Dataset rows
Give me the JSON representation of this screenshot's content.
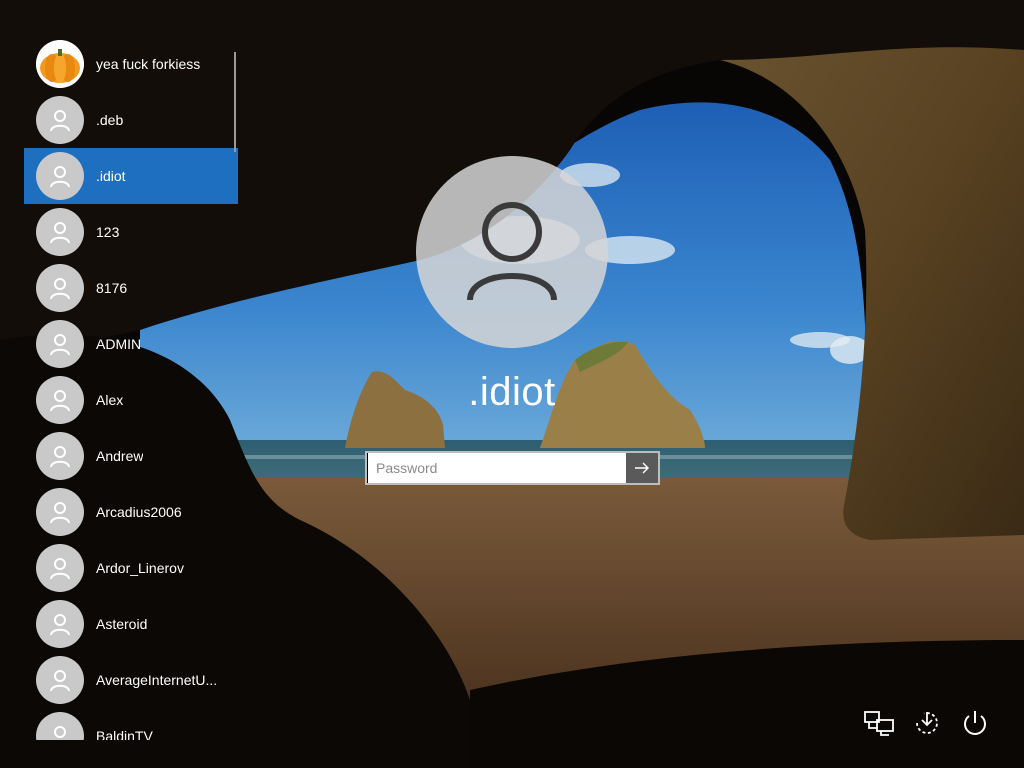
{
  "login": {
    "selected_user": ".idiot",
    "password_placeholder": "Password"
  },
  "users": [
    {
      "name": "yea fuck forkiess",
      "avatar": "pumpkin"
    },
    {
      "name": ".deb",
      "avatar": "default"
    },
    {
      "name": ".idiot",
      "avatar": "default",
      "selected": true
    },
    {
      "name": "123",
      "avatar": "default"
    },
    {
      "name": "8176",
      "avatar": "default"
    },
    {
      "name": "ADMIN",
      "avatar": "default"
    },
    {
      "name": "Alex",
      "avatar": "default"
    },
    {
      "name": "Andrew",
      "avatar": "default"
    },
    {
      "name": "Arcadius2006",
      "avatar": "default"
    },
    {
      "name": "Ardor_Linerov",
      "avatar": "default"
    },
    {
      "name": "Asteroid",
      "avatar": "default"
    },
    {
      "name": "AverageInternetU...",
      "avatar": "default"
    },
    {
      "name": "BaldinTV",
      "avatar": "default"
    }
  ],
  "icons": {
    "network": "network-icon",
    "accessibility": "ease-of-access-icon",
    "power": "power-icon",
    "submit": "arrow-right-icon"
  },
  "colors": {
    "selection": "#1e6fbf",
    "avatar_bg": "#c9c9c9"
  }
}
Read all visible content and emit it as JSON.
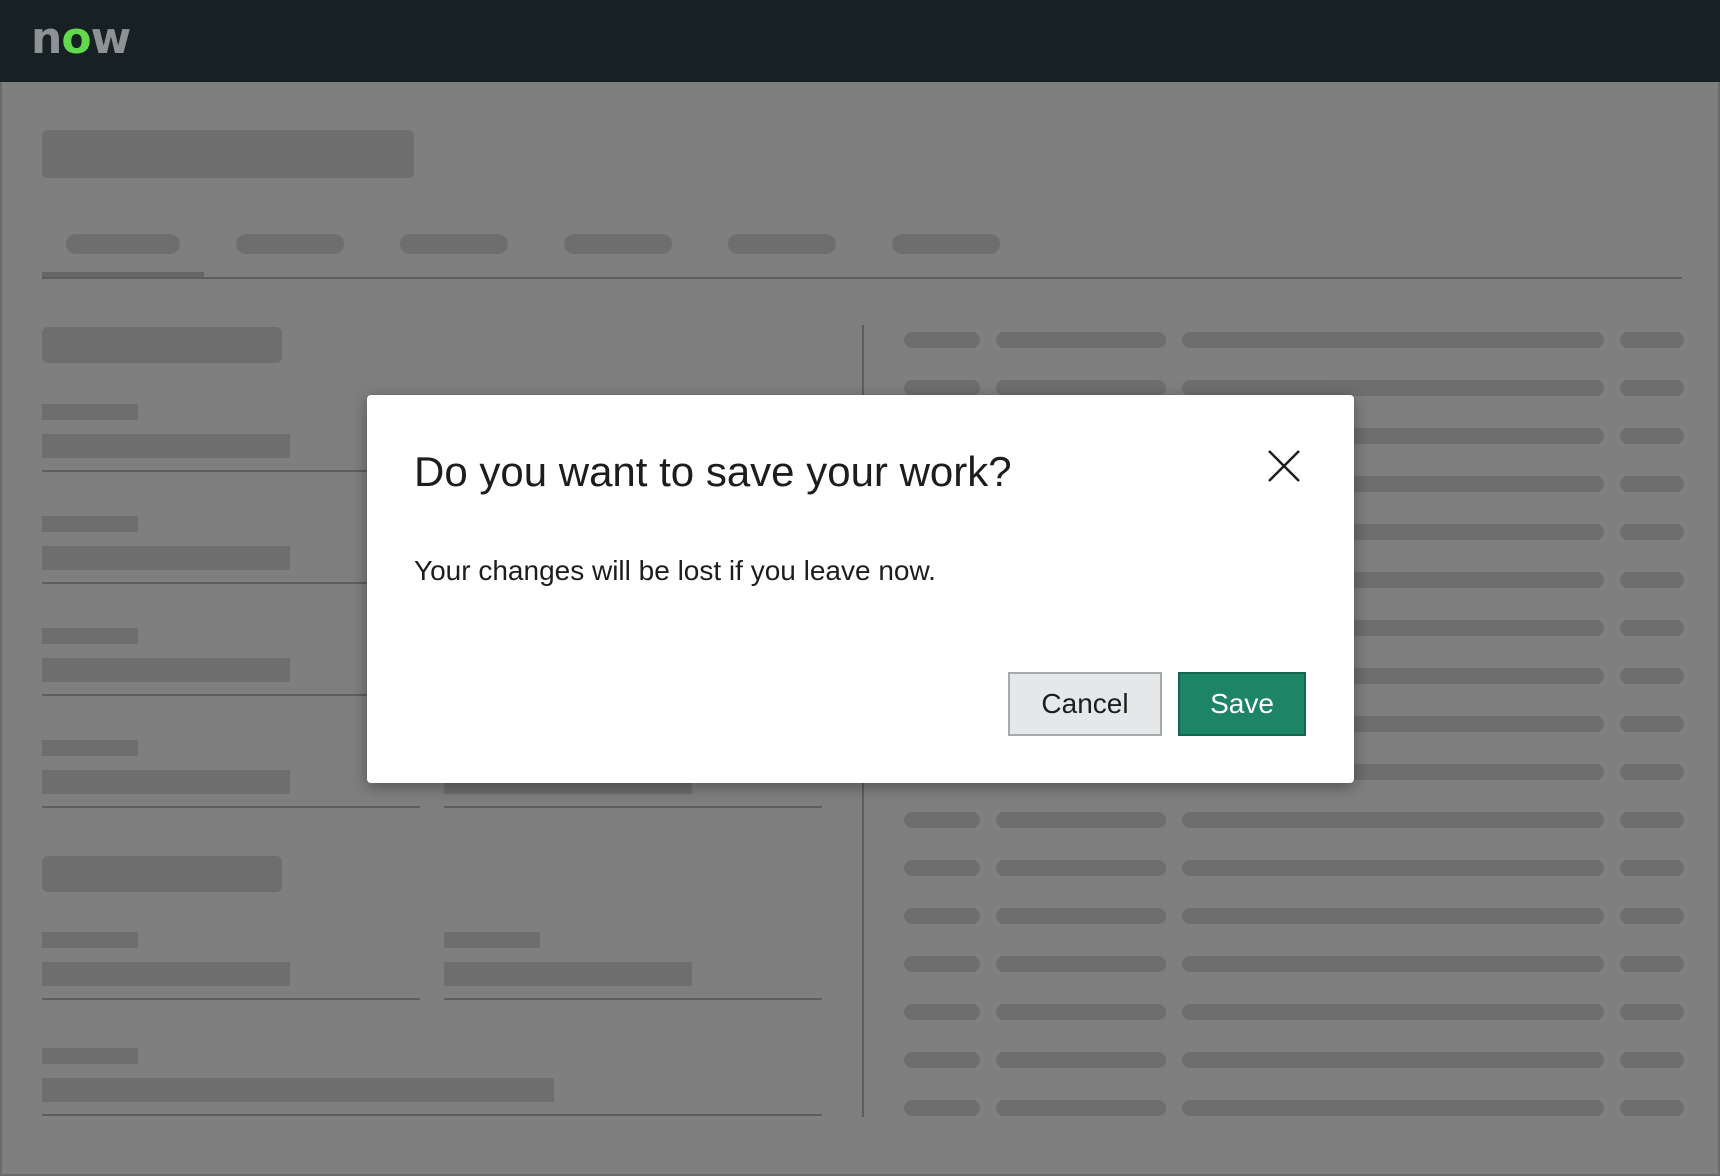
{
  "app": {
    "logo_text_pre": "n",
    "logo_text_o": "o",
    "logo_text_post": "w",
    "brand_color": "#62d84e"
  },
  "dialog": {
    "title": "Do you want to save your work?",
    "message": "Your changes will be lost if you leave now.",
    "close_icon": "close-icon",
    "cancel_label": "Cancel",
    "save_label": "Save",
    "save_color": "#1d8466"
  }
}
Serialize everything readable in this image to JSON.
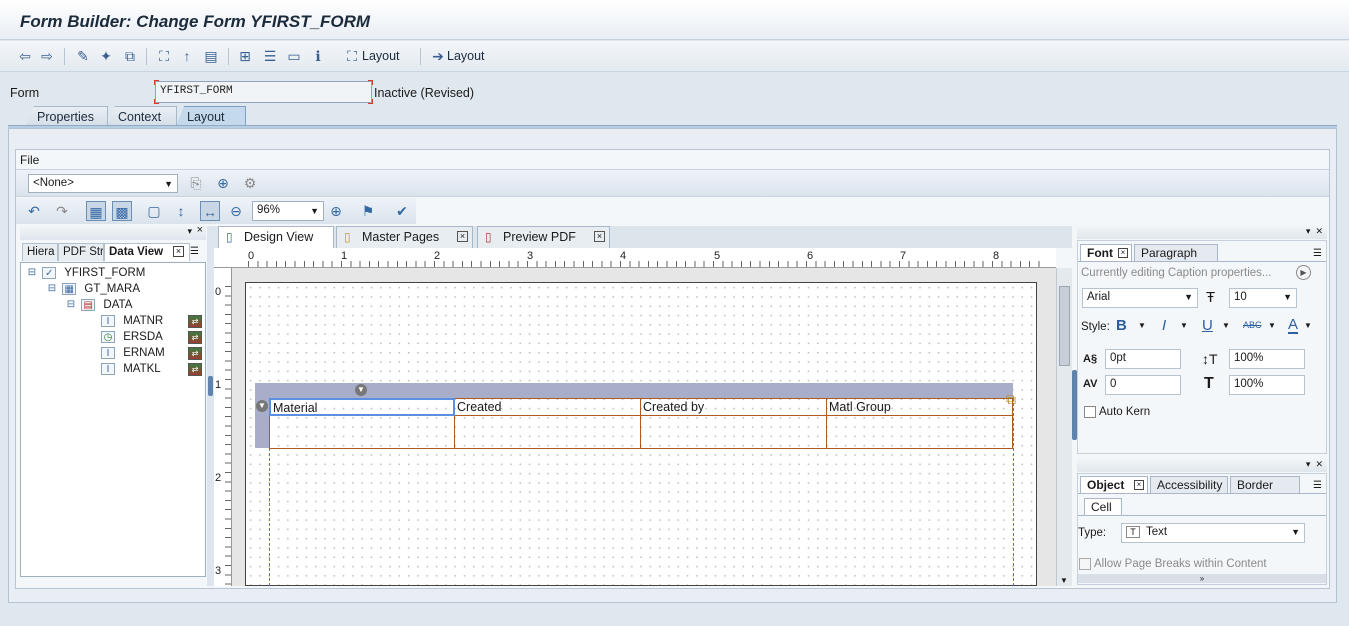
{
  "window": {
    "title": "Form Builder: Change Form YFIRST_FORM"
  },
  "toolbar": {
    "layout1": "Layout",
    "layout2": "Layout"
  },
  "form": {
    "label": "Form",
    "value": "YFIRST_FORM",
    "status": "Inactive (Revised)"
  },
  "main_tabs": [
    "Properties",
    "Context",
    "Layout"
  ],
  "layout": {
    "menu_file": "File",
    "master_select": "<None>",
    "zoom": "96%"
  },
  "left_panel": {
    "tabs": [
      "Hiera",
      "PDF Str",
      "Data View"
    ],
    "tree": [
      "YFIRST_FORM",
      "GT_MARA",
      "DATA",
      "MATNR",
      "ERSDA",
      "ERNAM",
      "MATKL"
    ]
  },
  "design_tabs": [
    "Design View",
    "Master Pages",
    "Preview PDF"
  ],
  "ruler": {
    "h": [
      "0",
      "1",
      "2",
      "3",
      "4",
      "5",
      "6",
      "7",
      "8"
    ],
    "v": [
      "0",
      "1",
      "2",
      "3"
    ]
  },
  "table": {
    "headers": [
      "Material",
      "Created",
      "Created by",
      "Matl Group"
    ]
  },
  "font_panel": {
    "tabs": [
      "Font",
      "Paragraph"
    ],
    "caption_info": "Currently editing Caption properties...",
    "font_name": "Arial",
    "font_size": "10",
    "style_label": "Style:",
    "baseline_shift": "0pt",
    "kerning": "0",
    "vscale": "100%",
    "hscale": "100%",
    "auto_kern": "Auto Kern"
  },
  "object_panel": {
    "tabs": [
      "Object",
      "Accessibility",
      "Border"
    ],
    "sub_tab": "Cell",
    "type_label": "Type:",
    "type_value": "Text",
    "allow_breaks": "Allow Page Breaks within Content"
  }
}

- **Directions**
Your copy should match the entries exactly, minus the pictures.

- **Full answer**
Give me the JSON representation of this screenshot's content.
{
  "login": {
    "selected_user": ".idiot",
    "password_placeholder": "Password"
  },
  "users": [
    {
      "name": "yea fuck forkiess",
      "avatar": "pumpkin"
    },
    {
      "name": ".deb",
      "avatar": "default"
    },
    {
      "name": ".idiot",
      "avatar": "default",
      "selected": true
    },
    {
      "name": "123",
      "avatar": "default"
    },
    {
      "name": "8176",
      "avatar": "default"
    },
    {
      "name": "ADMIN",
      "avatar": "default"
    },
    {
      "name": "Alex",
      "avatar": "default"
    },
    {
      "name": "Andrew",
      "avatar": "default"
    },
    {
      "name": "Arcadius2006",
      "avatar": "default"
    },
    {
      "name": "Ardor_Linerov",
      "avatar": "default"
    },
    {
      "name": "Asteroid",
      "avatar": "default"
    },
    {
      "name": "AverageInternetU...",
      "avatar": "default"
    },
    {
      "name": "BaldinTV",
      "avatar": "default"
    }
  ],
  "icons": {
    "network": "network-icon",
    "accessibility": "ease-of-access-icon",
    "power": "power-icon",
    "submit": "arrow-right-icon"
  },
  "colors": {
    "selection": "#1e6fbf",
    "avatar_bg": "#c9c9c9"
  }
}
Read all visible content and emit it as JSON.
{
  "app": {
    "logo_text_pre": "n",
    "logo_text_o": "o",
    "logo_text_post": "w",
    "brand_color": "#62d84e"
  },
  "dialog": {
    "title": "Do you want to save your work?",
    "message": "Your changes will be lost if you leave now.",
    "close_icon": "close-icon",
    "cancel_label": "Cancel",
    "save_label": "Save",
    "save_color": "#1d8466"
  }
}
Serialize everything readable in this image to JSON.
{
  "window": {
    "title": "Form Builder: Change Form YFIRST_FORM"
  },
  "toolbar": {
    "layout1": "Layout",
    "layout2": "Layout"
  },
  "form": {
    "label": "Form",
    "value": "YFIRST_FORM",
    "status": "Inactive (Revised)"
  },
  "main_tabs": [
    "Properties",
    "Context",
    "Layout"
  ],
  "layout": {
    "menu_file": "File",
    "master_select": "<None>",
    "zoom": "96%"
  },
  "left_panel": {
    "tabs": [
      "Hiera",
      "PDF Str",
      "Data View"
    ],
    "tree": [
      "YFIRST_FORM",
      "GT_MARA",
      "DATA",
      "MATNR",
      "ERSDA",
      "ERNAM",
      "MATKL"
    ]
  },
  "design_tabs": [
    "Design View",
    "Master Pages",
    "Preview PDF"
  ],
  "ruler": {
    "h": [
      "0",
      "1",
      "2",
      "3",
      "4",
      "5",
      "6",
      "7",
      "8"
    ],
    "v": [
      "0",
      "1",
      "2",
      "3"
    ]
  },
  "table": {
    "headers": [
      "Material",
      "Created",
      "Created by",
      "Matl Group"
    ]
  },
  "font_panel": {
    "tabs": [
      "Font",
      "Paragraph"
    ],
    "caption_info": "Currently editing Caption properties...",
    "font_name": "Arial",
    "font_size": "10",
    "style_label": "Style:",
    "baseline_shift": "0pt",
    "kerning": "0",
    "vscale": "100%",
    "hscale": "100%",
    "auto_kern": "Auto Kern"
  },
  "object_panel": {
    "tabs": [
      "Object",
      "Accessibility",
      "Border"
    ],
    "sub_tab": "Cell",
    "type_label": "Type:",
    "type_value": "Text",
    "allow_breaks": "Allow Page Breaks within Content"
  }
}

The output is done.